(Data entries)

----------

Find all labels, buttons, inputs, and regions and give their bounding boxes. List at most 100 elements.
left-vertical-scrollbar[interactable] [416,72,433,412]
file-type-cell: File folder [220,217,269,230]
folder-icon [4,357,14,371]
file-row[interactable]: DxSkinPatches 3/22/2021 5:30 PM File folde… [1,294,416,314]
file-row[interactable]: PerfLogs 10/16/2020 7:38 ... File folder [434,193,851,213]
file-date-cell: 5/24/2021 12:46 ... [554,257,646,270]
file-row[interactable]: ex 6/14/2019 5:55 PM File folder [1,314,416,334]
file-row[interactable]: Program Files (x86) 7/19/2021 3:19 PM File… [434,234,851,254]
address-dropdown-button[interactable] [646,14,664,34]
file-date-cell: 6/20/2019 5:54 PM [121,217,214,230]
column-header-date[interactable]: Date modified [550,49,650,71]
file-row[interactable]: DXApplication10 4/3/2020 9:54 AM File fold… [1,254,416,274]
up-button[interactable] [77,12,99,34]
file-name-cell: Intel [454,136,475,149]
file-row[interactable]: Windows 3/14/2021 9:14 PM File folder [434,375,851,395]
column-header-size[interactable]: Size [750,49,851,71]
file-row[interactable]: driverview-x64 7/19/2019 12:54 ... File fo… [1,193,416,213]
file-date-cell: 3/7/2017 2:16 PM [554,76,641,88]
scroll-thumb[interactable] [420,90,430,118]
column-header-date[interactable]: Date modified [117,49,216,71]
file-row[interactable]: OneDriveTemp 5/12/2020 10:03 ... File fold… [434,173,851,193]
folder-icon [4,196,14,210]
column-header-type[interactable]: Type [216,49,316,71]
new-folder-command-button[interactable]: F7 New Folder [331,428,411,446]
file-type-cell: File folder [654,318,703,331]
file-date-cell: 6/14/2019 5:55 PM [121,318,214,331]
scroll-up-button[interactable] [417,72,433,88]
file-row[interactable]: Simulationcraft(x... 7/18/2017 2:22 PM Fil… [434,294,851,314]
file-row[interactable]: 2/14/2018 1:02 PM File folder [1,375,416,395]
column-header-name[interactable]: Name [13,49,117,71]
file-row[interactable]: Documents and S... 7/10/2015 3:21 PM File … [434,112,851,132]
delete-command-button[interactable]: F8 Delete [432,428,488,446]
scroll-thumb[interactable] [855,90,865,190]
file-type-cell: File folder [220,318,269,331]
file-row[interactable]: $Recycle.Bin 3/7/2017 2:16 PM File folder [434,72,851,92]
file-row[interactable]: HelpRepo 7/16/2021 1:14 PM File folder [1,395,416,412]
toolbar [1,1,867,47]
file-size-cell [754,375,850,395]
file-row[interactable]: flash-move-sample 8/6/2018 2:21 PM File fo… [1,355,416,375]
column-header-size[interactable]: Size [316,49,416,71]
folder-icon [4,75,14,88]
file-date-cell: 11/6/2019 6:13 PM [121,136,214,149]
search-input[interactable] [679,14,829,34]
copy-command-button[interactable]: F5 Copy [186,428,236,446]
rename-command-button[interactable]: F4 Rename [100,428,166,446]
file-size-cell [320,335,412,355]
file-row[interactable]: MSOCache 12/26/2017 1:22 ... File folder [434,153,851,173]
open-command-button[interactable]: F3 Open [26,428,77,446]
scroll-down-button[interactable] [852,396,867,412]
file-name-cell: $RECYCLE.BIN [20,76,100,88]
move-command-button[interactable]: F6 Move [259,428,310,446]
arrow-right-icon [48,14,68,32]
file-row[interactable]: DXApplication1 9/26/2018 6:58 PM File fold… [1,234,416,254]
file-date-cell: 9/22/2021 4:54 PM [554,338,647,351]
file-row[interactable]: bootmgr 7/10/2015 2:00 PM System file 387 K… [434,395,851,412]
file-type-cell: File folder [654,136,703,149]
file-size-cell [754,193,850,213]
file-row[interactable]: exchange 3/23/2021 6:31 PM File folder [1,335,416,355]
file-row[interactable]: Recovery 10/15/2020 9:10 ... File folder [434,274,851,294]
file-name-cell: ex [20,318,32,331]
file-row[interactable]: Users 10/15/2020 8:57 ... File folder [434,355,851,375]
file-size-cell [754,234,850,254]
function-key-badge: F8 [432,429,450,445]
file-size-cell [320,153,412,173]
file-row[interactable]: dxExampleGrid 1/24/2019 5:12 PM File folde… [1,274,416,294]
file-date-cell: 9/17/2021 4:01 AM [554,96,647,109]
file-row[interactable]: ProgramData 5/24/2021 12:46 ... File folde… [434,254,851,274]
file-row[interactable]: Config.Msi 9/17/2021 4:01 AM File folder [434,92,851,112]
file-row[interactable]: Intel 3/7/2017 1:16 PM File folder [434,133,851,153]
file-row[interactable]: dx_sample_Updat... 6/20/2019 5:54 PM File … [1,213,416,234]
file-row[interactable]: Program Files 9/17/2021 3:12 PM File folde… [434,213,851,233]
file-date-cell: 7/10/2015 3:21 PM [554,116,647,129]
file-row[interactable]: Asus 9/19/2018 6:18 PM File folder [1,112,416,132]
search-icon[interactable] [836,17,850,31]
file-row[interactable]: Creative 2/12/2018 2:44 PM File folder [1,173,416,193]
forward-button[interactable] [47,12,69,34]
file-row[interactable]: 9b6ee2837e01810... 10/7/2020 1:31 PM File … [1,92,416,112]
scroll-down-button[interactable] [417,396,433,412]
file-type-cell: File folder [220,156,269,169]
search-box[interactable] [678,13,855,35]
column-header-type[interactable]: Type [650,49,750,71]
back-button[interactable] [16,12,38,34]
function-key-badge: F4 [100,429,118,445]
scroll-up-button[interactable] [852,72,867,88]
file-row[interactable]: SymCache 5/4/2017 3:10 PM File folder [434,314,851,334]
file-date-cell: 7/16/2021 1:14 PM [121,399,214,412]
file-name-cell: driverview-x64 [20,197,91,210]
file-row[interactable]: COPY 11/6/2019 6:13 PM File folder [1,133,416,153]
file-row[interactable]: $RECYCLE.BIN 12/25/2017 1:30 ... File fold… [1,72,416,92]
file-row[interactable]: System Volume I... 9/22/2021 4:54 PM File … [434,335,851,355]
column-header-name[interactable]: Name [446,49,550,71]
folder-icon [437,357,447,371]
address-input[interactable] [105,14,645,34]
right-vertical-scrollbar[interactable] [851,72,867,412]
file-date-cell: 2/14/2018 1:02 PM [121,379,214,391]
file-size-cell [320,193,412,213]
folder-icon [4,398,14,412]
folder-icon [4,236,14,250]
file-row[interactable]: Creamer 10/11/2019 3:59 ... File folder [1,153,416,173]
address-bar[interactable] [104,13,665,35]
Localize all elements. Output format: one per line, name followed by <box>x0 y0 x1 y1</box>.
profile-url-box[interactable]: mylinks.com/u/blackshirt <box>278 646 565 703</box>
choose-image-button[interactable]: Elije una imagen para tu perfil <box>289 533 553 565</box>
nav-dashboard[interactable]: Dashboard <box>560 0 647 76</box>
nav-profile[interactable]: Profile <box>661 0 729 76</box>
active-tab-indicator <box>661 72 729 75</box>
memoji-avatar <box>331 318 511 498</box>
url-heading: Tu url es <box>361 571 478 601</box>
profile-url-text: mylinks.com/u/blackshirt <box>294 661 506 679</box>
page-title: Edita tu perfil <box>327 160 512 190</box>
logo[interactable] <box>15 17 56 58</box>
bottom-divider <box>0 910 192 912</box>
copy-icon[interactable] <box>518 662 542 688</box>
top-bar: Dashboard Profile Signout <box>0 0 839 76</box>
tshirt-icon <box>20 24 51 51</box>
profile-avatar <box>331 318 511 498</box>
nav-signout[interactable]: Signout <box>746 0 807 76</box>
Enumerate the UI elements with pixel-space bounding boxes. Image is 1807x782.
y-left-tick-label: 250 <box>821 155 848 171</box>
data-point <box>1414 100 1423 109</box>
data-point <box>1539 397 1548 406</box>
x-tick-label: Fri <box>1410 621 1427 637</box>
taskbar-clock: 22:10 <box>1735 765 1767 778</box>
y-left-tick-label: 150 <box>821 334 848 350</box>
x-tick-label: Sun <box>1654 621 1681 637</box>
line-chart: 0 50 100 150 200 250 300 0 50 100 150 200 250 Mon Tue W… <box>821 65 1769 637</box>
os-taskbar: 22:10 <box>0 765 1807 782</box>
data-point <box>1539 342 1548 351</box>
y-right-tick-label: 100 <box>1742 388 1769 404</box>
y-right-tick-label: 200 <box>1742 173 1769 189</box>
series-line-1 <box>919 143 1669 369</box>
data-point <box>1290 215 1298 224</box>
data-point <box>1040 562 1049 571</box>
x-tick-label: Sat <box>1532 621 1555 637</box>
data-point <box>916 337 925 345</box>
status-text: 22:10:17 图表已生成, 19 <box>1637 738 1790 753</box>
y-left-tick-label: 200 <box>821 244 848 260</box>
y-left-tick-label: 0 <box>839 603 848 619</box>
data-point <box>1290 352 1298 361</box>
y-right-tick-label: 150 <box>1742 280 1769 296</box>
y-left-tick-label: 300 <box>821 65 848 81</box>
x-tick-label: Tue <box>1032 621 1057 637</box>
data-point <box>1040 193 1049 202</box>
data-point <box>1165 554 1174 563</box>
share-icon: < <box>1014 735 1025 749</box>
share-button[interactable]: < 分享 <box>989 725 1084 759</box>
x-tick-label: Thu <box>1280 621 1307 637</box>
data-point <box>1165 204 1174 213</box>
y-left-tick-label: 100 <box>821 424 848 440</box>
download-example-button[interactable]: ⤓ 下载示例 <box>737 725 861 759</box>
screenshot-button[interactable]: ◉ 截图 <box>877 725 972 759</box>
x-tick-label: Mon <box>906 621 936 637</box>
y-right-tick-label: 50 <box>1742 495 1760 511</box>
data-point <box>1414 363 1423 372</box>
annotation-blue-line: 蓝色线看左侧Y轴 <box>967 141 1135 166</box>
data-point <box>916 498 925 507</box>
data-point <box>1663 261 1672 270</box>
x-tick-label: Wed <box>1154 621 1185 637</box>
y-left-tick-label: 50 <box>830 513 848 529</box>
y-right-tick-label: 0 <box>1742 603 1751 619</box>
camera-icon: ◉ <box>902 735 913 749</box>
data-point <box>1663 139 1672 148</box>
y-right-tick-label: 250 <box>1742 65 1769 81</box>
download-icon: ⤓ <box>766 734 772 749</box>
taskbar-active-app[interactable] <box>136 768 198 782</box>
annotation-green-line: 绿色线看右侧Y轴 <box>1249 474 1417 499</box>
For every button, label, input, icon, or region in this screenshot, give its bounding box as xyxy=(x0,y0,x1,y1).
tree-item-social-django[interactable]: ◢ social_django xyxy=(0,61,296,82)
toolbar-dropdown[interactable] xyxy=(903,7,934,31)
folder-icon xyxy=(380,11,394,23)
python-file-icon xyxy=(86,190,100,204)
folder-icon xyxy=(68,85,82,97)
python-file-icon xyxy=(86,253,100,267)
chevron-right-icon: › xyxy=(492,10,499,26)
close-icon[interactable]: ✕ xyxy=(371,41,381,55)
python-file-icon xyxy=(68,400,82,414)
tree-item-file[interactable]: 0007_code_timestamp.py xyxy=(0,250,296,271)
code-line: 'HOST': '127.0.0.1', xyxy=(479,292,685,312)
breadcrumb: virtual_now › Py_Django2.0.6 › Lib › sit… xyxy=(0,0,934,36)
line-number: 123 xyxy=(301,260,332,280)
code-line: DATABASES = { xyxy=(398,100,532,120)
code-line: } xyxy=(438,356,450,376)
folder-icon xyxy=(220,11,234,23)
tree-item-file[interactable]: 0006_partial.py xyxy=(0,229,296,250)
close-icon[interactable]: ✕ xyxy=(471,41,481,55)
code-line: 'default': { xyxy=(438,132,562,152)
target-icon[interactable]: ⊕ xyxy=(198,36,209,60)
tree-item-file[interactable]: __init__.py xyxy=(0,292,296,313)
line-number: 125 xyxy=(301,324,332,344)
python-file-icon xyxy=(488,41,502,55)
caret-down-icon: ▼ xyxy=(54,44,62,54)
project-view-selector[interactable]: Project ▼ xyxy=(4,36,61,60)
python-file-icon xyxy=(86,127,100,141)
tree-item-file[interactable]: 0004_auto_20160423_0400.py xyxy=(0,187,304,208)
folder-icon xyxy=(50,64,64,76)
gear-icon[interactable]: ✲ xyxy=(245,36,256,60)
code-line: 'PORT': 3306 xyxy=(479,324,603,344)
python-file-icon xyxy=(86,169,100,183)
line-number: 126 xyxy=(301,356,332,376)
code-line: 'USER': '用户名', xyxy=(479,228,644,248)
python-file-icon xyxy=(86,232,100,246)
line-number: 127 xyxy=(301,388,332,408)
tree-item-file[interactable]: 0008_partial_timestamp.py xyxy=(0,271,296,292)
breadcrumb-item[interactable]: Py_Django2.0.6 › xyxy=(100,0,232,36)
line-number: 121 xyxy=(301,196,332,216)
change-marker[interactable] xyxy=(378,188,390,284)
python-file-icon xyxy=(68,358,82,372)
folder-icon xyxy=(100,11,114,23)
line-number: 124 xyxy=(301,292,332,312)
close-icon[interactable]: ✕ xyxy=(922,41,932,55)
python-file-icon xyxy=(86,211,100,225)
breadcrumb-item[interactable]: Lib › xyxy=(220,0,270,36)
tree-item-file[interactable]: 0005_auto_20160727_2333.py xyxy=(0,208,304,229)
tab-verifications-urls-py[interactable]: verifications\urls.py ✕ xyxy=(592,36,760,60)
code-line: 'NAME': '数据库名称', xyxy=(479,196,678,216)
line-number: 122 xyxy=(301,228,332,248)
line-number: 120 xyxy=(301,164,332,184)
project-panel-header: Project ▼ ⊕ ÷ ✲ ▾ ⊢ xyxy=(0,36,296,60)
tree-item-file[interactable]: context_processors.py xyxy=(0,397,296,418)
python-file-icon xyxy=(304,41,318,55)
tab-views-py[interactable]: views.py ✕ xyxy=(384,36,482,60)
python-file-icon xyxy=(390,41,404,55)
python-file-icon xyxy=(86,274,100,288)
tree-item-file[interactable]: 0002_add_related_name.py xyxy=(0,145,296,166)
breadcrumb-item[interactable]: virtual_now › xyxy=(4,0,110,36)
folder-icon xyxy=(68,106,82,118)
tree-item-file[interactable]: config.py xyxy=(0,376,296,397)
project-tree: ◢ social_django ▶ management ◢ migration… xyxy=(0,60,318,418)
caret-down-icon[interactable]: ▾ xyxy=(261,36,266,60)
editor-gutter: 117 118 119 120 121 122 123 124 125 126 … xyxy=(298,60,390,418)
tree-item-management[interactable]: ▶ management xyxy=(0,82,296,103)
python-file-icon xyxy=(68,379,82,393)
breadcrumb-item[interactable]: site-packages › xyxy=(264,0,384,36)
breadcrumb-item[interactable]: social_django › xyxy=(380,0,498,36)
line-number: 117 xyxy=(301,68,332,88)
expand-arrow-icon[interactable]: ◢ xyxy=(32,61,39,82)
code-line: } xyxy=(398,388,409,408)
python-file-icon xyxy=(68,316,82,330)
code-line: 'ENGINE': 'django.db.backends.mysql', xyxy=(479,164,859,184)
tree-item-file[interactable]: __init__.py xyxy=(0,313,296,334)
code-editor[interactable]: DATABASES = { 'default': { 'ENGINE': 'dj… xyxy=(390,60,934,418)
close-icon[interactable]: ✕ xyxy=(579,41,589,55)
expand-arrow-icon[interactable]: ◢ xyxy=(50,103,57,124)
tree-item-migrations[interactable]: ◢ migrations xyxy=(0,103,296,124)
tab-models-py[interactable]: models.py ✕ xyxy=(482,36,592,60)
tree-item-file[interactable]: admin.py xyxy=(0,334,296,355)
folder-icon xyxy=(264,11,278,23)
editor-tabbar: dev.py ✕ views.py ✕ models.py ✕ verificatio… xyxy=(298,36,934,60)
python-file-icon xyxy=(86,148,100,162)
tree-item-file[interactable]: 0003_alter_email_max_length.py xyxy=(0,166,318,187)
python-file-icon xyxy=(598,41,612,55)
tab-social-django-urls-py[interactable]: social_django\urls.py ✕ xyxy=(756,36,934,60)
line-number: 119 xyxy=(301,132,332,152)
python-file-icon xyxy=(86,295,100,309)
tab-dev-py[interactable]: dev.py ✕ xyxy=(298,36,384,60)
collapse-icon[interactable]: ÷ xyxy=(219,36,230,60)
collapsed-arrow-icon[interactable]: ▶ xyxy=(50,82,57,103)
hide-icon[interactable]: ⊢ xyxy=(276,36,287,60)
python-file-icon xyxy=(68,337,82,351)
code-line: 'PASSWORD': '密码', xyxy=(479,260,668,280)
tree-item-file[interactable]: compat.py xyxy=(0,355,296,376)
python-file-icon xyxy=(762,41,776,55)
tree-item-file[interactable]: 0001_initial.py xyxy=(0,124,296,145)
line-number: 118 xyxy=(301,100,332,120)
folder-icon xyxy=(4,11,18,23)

----------

▶ _SET PROBLEM_:
Replace "folder-icon" with "directory-icon" in the data entries, starting with the first line and going on through the line with "file-row[interactable]: DxSkinPatches 3/22/2021". Give only those lines again, leaving everything else in them unchanged.

▶ _TASK RESPONSE_:
Find all labels, buttons, inputs, and regions and give their bounding boxes. List at most 100 elements.
left-vertical-scrollbar[interactable] [416,72,433,412]
file-type-cell: File folder [220,217,269,230]
directory-icon [4,357,14,371]
file-row[interactable]: DxSkinPatches 3/22/2021 5:30 PM File folde… [1,294,416,314]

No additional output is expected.